_Supplied material:_
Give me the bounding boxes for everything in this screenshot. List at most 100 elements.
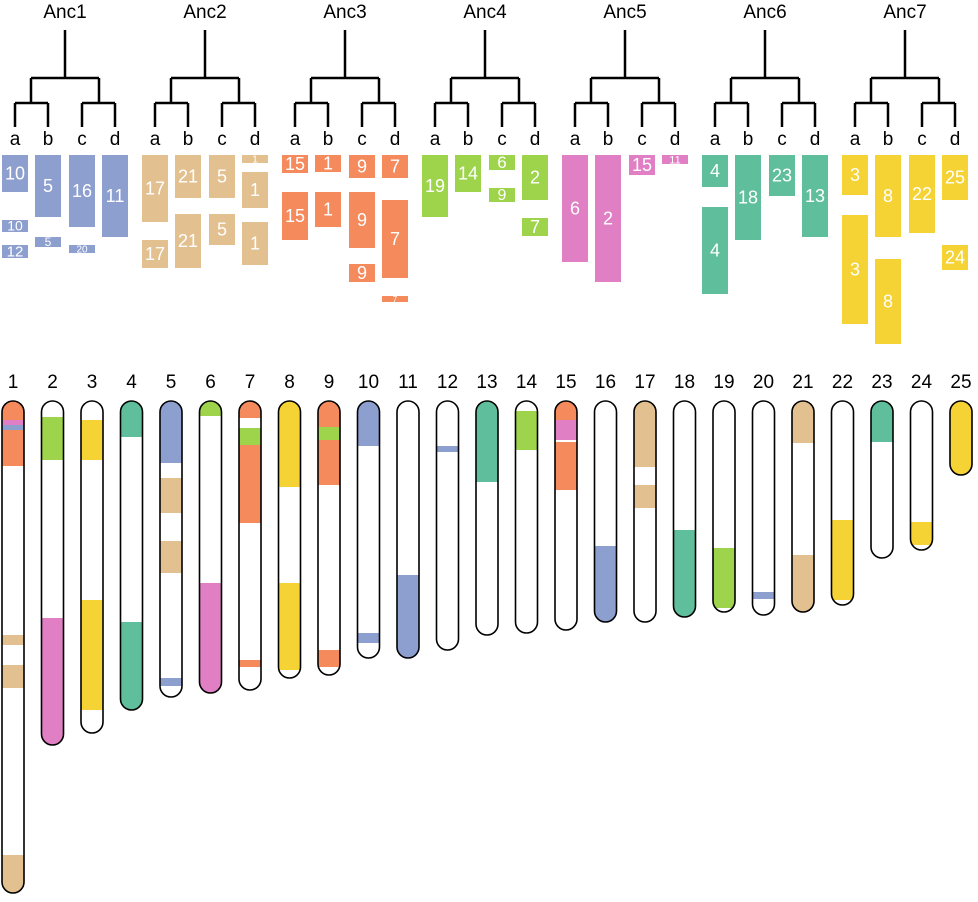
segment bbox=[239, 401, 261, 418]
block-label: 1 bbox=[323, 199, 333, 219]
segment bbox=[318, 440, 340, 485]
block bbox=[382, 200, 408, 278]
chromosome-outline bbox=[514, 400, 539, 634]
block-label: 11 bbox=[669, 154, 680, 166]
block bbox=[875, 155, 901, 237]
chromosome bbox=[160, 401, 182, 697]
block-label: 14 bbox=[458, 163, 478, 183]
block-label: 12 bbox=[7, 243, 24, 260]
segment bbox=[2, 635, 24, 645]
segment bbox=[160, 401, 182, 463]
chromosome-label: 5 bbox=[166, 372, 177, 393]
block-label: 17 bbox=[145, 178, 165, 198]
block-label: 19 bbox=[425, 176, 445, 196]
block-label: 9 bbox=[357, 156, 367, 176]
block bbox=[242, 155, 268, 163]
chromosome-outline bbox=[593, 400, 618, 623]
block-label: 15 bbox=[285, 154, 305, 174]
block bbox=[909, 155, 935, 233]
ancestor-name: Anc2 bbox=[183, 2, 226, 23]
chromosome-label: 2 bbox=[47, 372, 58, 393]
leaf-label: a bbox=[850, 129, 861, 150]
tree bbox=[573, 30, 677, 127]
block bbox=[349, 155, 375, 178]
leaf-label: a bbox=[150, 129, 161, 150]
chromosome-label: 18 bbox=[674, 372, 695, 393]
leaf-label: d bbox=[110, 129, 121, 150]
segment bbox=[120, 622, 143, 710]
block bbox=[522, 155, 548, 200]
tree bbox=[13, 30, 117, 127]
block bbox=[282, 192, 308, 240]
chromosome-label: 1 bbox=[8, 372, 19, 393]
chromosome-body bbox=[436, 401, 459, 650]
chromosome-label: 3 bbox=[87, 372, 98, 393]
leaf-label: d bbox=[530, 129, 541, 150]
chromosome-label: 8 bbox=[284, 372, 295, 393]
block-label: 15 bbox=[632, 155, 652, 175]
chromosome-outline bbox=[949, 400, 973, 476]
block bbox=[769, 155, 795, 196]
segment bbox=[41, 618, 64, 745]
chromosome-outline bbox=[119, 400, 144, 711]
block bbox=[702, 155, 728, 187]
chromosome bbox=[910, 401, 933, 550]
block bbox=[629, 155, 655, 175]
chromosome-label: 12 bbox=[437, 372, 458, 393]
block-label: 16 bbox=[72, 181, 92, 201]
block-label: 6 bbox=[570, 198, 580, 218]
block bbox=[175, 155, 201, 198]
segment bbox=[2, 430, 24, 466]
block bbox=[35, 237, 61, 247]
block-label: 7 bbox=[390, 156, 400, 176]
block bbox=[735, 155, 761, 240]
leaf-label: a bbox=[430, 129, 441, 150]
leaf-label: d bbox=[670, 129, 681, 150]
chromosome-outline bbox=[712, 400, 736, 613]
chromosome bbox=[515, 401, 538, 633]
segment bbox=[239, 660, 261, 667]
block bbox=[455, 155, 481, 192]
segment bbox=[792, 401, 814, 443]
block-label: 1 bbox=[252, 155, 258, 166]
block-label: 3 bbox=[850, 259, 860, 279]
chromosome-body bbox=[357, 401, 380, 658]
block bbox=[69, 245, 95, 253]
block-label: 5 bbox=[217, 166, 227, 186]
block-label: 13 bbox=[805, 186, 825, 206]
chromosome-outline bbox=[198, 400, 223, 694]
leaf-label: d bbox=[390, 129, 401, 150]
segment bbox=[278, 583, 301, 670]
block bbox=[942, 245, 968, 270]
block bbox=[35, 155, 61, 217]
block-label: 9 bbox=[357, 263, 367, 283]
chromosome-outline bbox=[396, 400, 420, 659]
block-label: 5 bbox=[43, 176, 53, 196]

_Your task:_
List every line of the material above that contains the word "body".

_Solution below:_
chromosome-body bbox=[436, 401, 459, 650]
chromosome-body bbox=[357, 401, 380, 658]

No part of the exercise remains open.